■ YOUR INSTRUCTIONS ■
Scan the material that follows. Copy every line containing the word "delta".

##########

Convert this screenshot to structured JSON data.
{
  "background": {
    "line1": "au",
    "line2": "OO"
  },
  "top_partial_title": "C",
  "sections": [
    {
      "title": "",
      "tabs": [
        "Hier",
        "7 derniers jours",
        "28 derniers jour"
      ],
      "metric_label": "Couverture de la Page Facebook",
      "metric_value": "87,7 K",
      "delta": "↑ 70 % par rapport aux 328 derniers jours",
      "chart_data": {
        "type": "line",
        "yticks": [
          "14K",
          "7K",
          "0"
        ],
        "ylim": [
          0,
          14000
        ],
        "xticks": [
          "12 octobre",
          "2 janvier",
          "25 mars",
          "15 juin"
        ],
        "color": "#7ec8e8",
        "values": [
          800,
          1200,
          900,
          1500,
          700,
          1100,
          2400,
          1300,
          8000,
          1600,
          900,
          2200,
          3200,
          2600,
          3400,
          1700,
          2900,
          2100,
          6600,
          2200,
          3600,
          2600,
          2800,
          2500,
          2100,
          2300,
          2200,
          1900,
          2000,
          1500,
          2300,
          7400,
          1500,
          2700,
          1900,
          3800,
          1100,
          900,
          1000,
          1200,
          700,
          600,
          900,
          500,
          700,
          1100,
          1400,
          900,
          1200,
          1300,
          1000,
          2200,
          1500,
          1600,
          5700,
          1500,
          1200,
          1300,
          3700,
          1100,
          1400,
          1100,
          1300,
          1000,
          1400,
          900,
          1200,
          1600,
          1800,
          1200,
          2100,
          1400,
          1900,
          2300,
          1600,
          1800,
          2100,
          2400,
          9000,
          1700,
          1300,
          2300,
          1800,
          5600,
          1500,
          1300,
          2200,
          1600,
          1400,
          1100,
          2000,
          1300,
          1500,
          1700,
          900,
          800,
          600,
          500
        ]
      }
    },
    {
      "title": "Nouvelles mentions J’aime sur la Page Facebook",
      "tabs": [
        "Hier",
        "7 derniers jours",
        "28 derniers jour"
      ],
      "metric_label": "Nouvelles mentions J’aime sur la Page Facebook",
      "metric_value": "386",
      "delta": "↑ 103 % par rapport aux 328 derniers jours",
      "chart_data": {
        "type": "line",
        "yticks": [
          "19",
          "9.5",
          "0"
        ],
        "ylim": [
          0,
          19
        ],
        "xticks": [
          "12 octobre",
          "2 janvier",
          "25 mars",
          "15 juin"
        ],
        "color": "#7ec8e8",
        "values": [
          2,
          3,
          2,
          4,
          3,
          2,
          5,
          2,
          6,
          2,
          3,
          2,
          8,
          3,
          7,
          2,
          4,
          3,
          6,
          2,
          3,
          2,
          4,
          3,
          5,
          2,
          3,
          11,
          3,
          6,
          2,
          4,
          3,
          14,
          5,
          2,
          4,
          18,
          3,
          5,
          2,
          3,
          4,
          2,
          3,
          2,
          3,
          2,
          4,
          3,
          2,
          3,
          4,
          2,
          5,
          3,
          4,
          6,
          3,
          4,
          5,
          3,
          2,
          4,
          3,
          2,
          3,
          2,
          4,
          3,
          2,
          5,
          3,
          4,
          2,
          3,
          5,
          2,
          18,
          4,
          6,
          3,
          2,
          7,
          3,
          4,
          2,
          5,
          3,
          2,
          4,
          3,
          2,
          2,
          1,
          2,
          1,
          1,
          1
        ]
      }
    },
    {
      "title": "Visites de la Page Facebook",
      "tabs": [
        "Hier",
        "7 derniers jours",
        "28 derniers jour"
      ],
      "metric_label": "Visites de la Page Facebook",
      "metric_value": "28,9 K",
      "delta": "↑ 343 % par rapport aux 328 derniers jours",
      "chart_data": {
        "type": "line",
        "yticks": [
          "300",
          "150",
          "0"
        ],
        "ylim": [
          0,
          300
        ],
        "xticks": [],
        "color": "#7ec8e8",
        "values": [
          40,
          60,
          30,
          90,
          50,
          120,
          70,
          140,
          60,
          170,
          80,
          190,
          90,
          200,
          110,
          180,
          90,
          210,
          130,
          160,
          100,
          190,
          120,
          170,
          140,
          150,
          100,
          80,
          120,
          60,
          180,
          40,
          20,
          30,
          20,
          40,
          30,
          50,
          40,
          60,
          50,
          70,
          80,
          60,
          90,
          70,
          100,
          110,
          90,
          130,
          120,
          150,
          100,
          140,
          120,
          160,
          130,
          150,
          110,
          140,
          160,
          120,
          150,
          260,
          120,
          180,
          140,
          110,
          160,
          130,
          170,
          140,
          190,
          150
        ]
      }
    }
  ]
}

##########

■ COMPLETE RESPONSE ■
      "delta": "↑ 70 % par rapport aux 328 derniers jours",
      "delta": "↑ 103 % par rapport aux 328 derniers jours",
      "delta": "↑ 343 % par rapport aux 328 derniers jours",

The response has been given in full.